*GIVEN REQUEST*:
How many lines in the entries below contain the string "一元二次方程"? Reply with the number alone.

[Element and region data]

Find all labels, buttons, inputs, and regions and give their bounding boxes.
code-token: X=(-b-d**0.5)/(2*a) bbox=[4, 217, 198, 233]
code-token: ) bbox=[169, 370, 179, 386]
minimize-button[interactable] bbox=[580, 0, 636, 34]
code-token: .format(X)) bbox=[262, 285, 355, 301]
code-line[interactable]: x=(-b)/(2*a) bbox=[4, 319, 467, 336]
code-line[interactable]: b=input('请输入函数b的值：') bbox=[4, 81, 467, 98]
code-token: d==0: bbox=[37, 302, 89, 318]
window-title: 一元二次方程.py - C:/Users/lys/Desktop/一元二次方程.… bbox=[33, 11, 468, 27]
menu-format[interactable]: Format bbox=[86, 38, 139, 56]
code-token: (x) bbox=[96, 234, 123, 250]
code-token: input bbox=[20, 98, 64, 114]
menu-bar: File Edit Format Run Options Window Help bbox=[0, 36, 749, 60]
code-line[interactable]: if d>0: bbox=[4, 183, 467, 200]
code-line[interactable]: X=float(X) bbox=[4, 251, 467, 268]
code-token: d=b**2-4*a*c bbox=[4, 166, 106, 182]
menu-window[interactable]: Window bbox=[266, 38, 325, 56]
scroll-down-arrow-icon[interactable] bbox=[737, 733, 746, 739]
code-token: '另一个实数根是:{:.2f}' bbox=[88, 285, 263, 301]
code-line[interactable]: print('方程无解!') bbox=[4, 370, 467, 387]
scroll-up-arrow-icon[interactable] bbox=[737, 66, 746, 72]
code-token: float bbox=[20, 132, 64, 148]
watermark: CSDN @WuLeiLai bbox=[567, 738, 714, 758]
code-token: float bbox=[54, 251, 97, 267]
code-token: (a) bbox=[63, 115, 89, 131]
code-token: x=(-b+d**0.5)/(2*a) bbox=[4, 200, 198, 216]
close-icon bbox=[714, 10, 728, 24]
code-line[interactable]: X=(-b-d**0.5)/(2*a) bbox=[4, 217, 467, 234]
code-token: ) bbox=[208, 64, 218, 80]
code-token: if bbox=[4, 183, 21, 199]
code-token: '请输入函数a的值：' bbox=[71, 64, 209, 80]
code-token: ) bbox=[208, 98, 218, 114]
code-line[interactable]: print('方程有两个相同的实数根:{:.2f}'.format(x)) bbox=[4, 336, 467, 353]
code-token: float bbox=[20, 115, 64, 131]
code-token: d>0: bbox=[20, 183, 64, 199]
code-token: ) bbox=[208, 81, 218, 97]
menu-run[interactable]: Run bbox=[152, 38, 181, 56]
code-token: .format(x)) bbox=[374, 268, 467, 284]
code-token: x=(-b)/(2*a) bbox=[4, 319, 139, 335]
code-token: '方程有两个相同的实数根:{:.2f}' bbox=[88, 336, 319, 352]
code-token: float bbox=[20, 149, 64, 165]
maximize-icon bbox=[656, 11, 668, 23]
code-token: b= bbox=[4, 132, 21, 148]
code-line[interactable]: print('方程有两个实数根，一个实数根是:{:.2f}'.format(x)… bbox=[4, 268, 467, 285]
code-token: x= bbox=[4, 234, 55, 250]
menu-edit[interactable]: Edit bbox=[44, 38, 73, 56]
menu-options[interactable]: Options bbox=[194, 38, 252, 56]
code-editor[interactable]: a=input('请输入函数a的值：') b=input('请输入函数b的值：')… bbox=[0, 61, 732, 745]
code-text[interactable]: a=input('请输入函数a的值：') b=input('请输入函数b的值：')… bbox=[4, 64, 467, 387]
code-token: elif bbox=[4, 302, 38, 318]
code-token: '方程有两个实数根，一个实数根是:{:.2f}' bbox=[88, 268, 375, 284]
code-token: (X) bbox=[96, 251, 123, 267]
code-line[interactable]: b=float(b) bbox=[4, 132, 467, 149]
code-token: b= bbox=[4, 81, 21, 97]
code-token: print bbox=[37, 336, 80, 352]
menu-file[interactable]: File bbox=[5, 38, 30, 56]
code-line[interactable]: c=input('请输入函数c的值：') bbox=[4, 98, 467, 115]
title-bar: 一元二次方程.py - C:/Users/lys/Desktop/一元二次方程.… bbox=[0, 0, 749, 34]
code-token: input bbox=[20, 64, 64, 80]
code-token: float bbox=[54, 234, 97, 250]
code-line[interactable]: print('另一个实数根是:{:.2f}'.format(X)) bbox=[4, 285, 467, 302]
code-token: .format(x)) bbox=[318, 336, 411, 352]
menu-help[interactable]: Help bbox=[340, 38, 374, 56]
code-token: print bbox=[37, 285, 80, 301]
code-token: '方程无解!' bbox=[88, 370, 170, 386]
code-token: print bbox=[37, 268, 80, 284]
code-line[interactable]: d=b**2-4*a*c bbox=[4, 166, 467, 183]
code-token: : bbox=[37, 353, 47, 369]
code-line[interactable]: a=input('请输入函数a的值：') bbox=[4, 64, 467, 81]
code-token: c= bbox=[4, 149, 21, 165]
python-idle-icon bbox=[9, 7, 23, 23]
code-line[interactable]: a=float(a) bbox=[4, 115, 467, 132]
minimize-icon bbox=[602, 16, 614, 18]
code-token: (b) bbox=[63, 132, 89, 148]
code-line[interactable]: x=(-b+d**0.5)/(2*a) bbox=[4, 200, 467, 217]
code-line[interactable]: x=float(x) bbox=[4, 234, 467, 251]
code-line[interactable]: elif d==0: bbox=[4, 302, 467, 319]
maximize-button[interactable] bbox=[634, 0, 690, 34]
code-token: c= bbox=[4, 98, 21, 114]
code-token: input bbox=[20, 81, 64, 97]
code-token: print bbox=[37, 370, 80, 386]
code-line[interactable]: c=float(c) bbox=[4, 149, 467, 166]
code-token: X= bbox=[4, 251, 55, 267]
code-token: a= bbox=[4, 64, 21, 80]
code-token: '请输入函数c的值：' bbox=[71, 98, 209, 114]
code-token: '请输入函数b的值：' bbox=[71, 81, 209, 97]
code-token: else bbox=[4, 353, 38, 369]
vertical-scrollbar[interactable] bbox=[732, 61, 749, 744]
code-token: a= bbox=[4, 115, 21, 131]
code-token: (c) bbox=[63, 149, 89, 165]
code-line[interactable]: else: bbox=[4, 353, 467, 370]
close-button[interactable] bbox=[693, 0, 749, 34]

*SOLVED EXERCISE*:
2